• What you have to do:
Which lines in the material below contain the word "kolicina"? Copy each of them.

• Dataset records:
++++++++
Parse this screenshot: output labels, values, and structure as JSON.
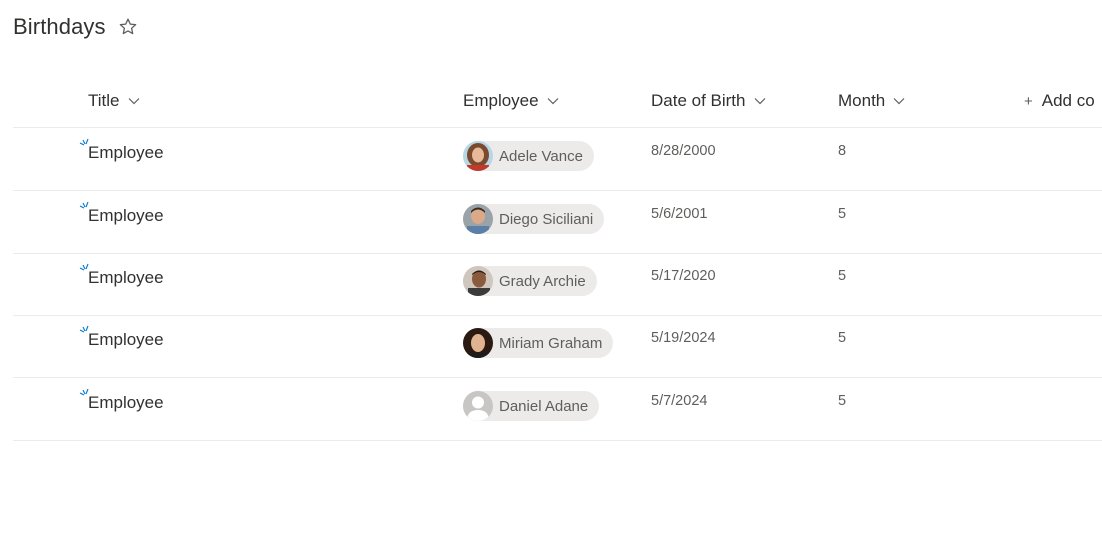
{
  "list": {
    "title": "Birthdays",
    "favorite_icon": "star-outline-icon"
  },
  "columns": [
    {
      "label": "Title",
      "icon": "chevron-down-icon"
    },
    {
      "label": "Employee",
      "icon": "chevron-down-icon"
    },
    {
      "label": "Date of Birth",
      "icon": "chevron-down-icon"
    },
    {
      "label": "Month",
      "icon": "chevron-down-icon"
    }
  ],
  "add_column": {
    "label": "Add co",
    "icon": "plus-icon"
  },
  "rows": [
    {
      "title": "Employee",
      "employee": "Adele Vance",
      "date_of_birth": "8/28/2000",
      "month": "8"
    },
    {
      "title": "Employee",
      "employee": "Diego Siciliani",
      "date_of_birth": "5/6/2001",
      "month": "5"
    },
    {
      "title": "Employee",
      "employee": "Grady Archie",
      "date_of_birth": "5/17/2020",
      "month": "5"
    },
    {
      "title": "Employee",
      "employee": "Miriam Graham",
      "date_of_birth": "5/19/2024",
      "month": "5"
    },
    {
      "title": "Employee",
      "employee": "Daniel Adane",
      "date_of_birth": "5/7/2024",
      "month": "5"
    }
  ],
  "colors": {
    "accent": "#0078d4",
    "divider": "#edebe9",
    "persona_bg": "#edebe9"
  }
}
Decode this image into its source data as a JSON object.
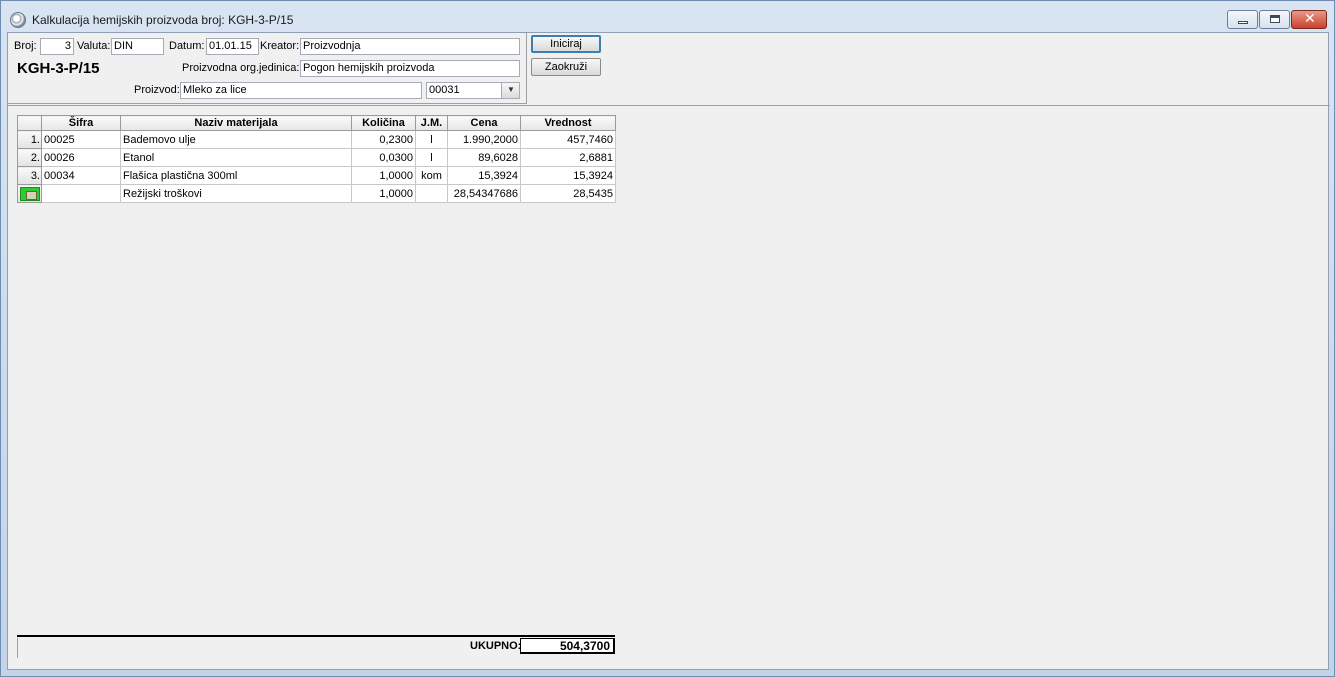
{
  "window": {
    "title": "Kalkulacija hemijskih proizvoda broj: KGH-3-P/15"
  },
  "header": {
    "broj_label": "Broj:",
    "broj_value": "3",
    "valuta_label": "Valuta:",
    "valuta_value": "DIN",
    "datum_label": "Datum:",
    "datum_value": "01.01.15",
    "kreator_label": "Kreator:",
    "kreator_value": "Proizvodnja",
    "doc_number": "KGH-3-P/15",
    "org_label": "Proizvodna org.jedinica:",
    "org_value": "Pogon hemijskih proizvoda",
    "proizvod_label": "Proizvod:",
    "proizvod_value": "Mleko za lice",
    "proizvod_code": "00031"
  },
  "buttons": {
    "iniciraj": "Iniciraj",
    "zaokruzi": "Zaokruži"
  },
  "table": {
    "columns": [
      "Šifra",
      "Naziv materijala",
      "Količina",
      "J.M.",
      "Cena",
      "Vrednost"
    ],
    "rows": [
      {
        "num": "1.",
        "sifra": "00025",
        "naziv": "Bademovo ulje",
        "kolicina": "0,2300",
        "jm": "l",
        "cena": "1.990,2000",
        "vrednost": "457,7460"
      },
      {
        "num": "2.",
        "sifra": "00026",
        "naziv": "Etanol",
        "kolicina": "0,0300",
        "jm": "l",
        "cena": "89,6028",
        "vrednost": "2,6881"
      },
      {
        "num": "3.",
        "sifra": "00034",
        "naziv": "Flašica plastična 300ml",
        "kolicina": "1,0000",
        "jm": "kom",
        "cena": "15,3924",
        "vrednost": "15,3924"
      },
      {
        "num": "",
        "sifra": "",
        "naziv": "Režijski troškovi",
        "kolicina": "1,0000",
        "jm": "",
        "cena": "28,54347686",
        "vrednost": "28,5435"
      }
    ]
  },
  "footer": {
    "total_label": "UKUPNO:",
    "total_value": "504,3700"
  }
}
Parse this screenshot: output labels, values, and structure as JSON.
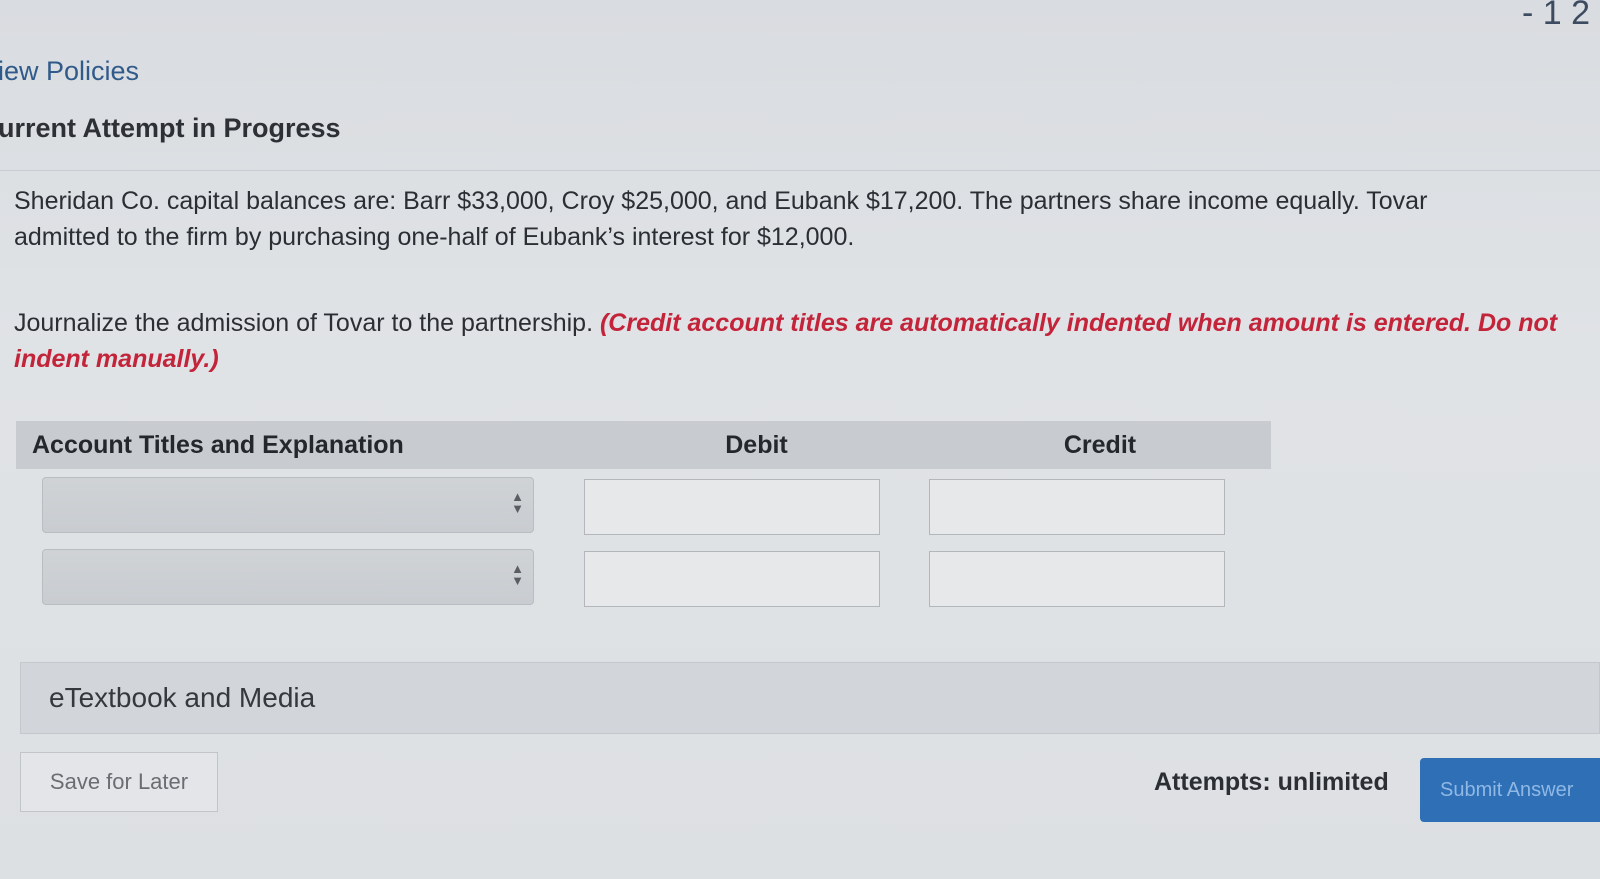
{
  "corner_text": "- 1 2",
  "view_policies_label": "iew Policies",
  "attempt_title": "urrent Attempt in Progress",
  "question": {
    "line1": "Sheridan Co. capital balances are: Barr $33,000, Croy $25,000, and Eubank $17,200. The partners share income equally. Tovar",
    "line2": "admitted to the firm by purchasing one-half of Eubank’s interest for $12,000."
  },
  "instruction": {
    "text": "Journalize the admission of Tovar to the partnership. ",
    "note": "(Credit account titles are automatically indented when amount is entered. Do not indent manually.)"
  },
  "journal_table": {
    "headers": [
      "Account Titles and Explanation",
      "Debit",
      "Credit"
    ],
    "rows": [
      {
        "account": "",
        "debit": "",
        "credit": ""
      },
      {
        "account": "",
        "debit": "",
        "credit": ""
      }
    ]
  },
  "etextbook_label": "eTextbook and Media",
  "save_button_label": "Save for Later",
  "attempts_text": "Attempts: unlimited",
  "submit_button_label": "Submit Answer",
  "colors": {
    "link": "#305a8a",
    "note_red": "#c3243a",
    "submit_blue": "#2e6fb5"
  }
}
++++++++
• Output of the task:
        "kolicina": "0,2300",
        "kolicina": "0,0300",
        "kolicina": "1,0000",
        "kolicina": "1,0000",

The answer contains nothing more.